● GIVEN REQUEST
Write out the data below in full, unchanged, minus the images.
-------------------------
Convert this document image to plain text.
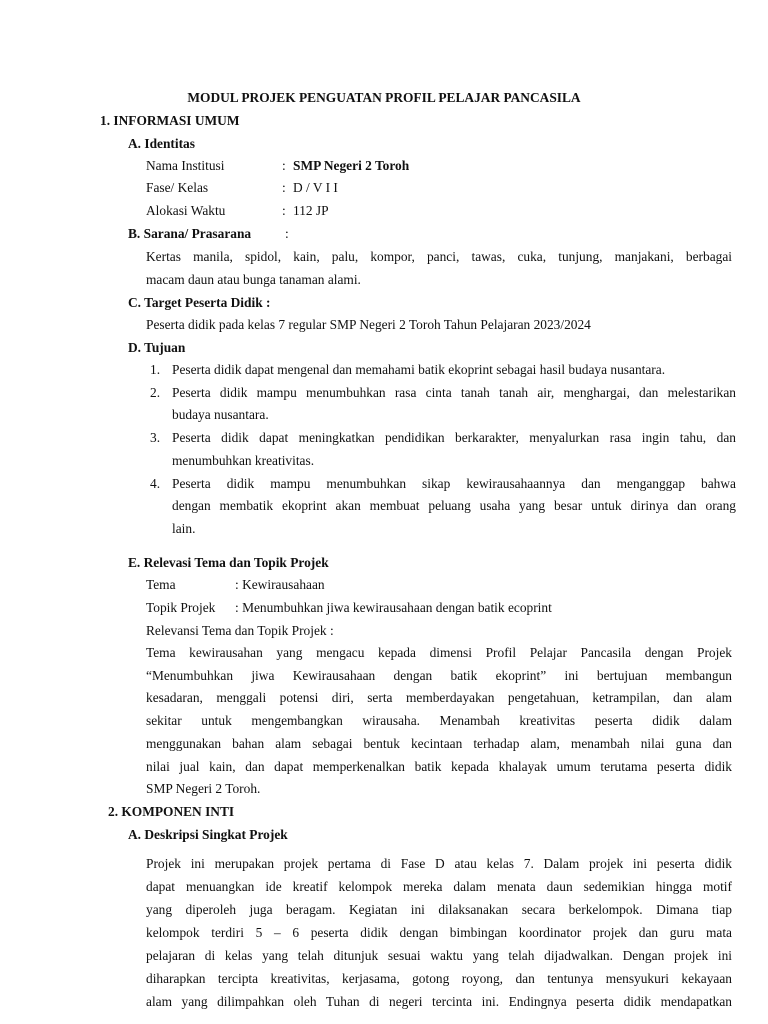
MODUL PROJEK PENGUATAN PROFIL PELAJAR PANCASILA
1. INFORMASI UMUM
A. Identitas
Nama Institusi	: SMP Negeri 2 Toroh
Fase/ Kelas	: D / V I I
Alokasi Waktu	: 112 JP
B. Sarana/ Prasarana	:
Kertas manila, spidol, kain, palu, kompor, panci, tawas, cuka, tunjung, manjakani, berbagai
macam daun atau bunga tanaman alami.
C. Target Peserta Didik :
Peserta didik pada kelas 7 regular SMP Negeri 2 Toroh Tahun Pelajaran 2023/2024
D. Tujuan
1. Peserta didik dapat mengenal dan memahami batik ekoprint sebagai hasil budaya nusantara.
2. Peserta didik mampu menumbuhkan rasa cinta tanah tanah air, menghargai, dan melestarikan
budaya nusantara.
3. Peserta didik dapat meningkatkan pendidikan berkarakter, menyalurkan rasa ingin tahu, dan
menumbuhkan kreativitas.
4. Peserta didik mampu menumbuhkan sikap kewirausahaannya dan menganggap bahwa
dengan membatik ekoprint akan membuat peluang usaha yang besar untuk dirinya dan orang
lain.
E. Relevasi Tema dan Topik Projek
Tema	: Kewirausahaan
Topik Projek : Menumbuhkan jiwa kewirausahaan dengan batik ecoprint
Relevansi Tema dan Topik Projek :
Tema kewirausahan yang mengacu kepada dimensi Profil Pelajar Pancasila dengan Projek
“Menumbuhkan jiwa Kewirausahaan dengan batik ekoprint” ini bertujuan membangun
kesadaran, menggali potensi diri, serta memberdayakan pengetahuan, ketrampilan, dan alam
sekitar untuk mengembangkan wirausaha. Menambah kreativitas peserta didik dalam
menggunakan bahan alam sebagai bentuk kecintaan terhadap alam, menambah nilai guna dan
nilai jual kain, dan dapat memperkenalkan batik kepada khalayak umum terutama peserta didik
SMP Negeri 2 Toroh.
2. KOMPONEN INTI
A. Deskripsi Singkat Projek
Projek ini merupakan projek pertama di Fase D atau kelas 7. Dalam projek ini peserta didik
dapat menuangkan ide kreatif kelompok mereka dalam menata daun sedemikian hingga motif
yang diperoleh juga beragam. Kegiatan ini dilaksanakan secara berkelompok. Dimana tiap
kelompok terdiri 5 – 6 peserta didik dengan bimbingan koordinator projek dan guru mata
pelajaran di kelas yang telah ditunjuk sesuai waktu yang telah dijadwalkan. Dengan projek ini
diharapkan tercipta kreativitas, kerjasama, gotong royong, dan tentunya mensyukuri kekayaan
alam yang dilimpahkan oleh Tuhan di negeri tercinta ini. Endingnya peserta didik mendapatkan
-------------------------
● SOLUTION FOR THIS EXERCISE
Convert this document image to plain text.
MODUL PROJEK PENGUATAN PROFIL PELAJAR PANCASILA
1. INFORMASI UMUM
A. Identitas
Nama Institusi	: SMP Negeri 2 Toroh
Fase/ Kelas	: D / V I I
Alokasi Waktu	: 112 JP
B. Sarana/ Prasarana	:
Kertas manila, spidol, kain, palu, kompor, panci, tawas, cuka, tunjung, manjakani, berbagai
macam daun atau bunga tanaman alami.
C. Target Peserta Didik :
Peserta didik pada kelas 7 regular SMP Negeri 2 Toroh Tahun Pelajaran 2023/2024
D. Tujuan
1. Peserta didik dapat mengenal dan memahami batik ekoprint sebagai hasil budaya nusantara.
2. Peserta didik mampu menumbuhkan rasa cinta tanah tanah air, menghargai, dan melestarikan
budaya nusantara.
3. Peserta didik dapat meningkatkan pendidikan berkarakter, menyalurkan rasa ingin tahu, dan
menumbuhkan kreativitas.
4. Peserta didik mampu menumbuhkan sikap kewirausahaannya dan menganggap bahwa
dengan membatik ekoprint akan membuat peluang usaha yang besar untuk dirinya dan orang
lain.
E. Relevasi Tema dan Topik Projek
Tema	: Kewirausahaan
Topik Projek : Menumbuhkan jiwa kewirausahaan dengan batik ecoprint
Relevansi Tema dan Topik Projek :
Tema kewirausahan yang mengacu kepada dimensi Profil Pelajar Pancasila dengan Projek
“Menumbuhkan jiwa Kewirausahaan dengan batik ekoprint” ini bertujuan membangun
kesadaran, menggali potensi diri, serta memberdayakan pengetahuan, ketrampilan, dan alam
sekitar untuk mengembangkan wirausaha. Menambah kreativitas peserta didik dalam
menggunakan bahan alam sebagai bentuk kecintaan terhadap alam, menambah nilai guna dan
nilai jual kain, dan dapat memperkenalkan batik kepada khalayak umum terutama peserta didik
SMP Negeri 2 Toroh.
2. KOMPONEN INTI
A. Deskripsi Singkat Projek
Projek ini merupakan projek pertama di Fase D atau kelas 7. Dalam projek ini peserta didik
dapat menuangkan ide kreatif kelompok mereka dalam menata daun sedemikian hingga motif
yang diperoleh juga beragam. Kegiatan ini dilaksanakan secara berkelompok. Dimana tiap
kelompok terdiri 5 – 6 peserta didik dengan bimbingan koordinator projek dan guru mata
pelajaran di kelas yang telah ditunjuk sesuai waktu yang telah dijadwalkan. Dengan projek ini
diharapkan tercipta kreativitas, kerjasama, gotong royong, dan tentunya mensyukuri kekayaan
alam yang dilimpahkan oleh Tuhan di negeri tercinta ini. Endingnya peserta didik mendapatkan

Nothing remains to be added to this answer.